WHAT IS NEEDED: Print the listing in its entirety and exactly, leaving out images.

Saved entries
· · · · · · ·
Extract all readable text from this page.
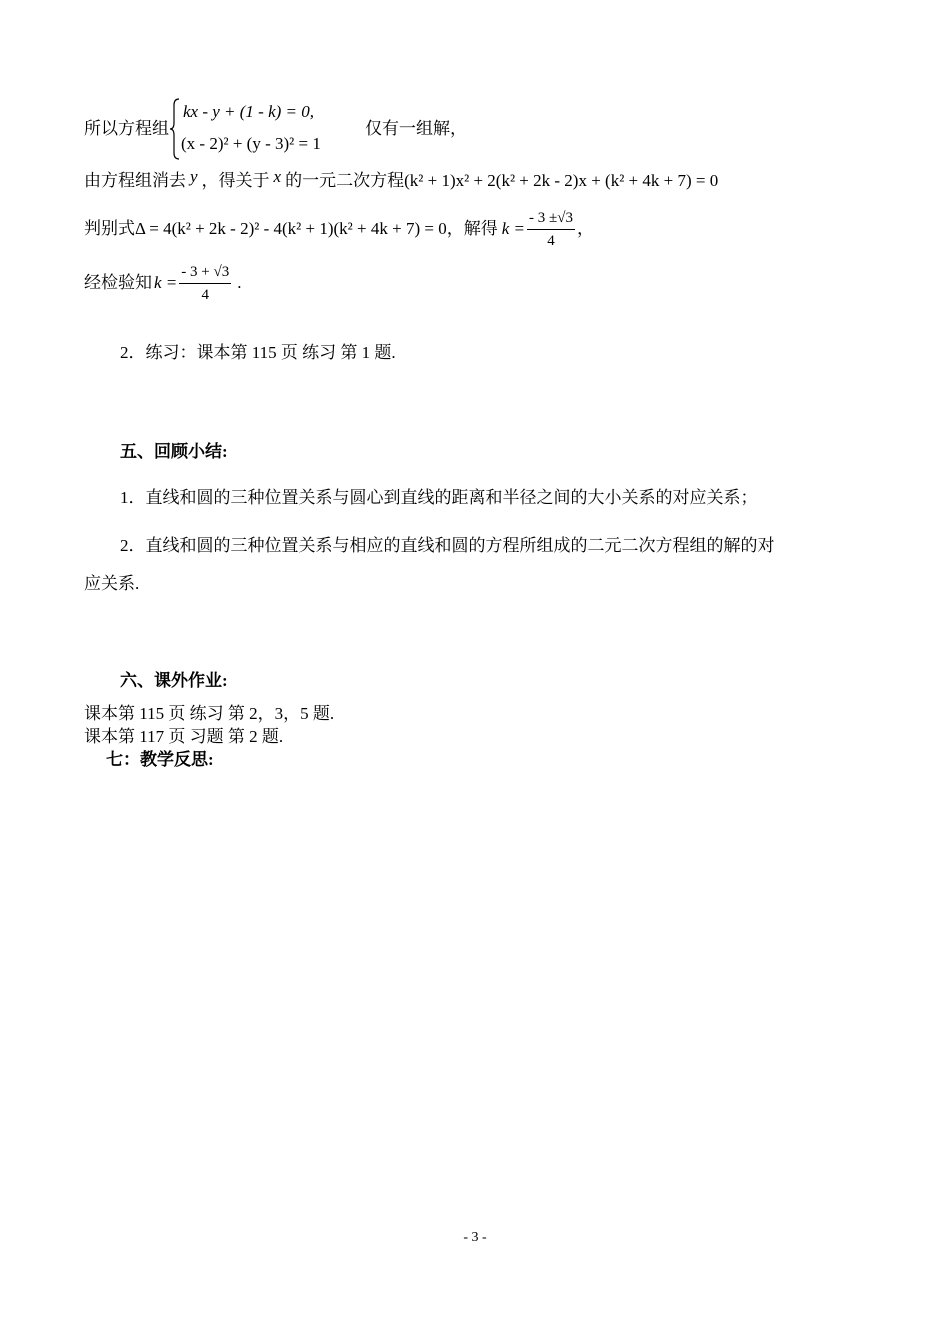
所以方程组
kx - y + (1 - k) = 0,
(x - 2)² + (y - 3)² = 1
仅有一组解，
由方程组消去 y ，得关于 x 的一元二次方程(k² + 1)x² + 2(k² + 2k - 2)x + (k² + 4k + 7) = 0
判别式Δ = 4(k² + 2k - 2)² - 4(k² + 1)(k² + 4k + 7) = 0，解得 $k = \frac{- 3 \pm√3}{4}$ ，
经检验知 $k = \frac{- 3 + √3}{4}$ .
2．练习：课本第 115 页 练习 第 1 题.
五、回顾小结:
1．直线和圆的三种位置关系与圆心到直线的距离和半径之间的大小关系的对应关系；
2．直线和圆的三种位置关系与相应的直线和圆的方程所组成的二元二次方程组的解的对
应关系.
六、课外作业:
课本第 115 页 练习 第 2，3，5 题.
课本第 117 页 习题 第 2 题.
七：教学反思:
- 3 -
· · · · · · ·
SOLUTION:
Extract all readable text from this page.
所以方程组
kx - y + (1 - k) = 0,
(x - 2)² + (y - 3)² = 1
仅有一组解，
由方程组消去 y ，得关于 x 的一元二次方程(k² + 1)x² + 2(k² + 2k - 2)x + (k² + 4k + 7) = 0
判别式Δ = 4(k² + 2k - 2)² - 4(k² + 1)(k² + 4k + 7) = 0，解得 $k = \frac{- 3 \pm√3}{4}$ ，
经检验知 $k = \frac{- 3 + √3}{4}$ .
2．练习：课本第 115 页 练习 第 1 题.
五、回顾小结:
1．直线和圆的三种位置关系与圆心到直线的距离和半径之间的大小关系的对应关系；
2．直线和圆的三种位置关系与相应的直线和圆的方程所组成的二元二次方程组的解的对
应关系.
六、课外作业:
课本第 115 页 练习 第 2，3，5 题.
课本第 117 页 习题 第 2 题.
七：教学反思:
- 3 -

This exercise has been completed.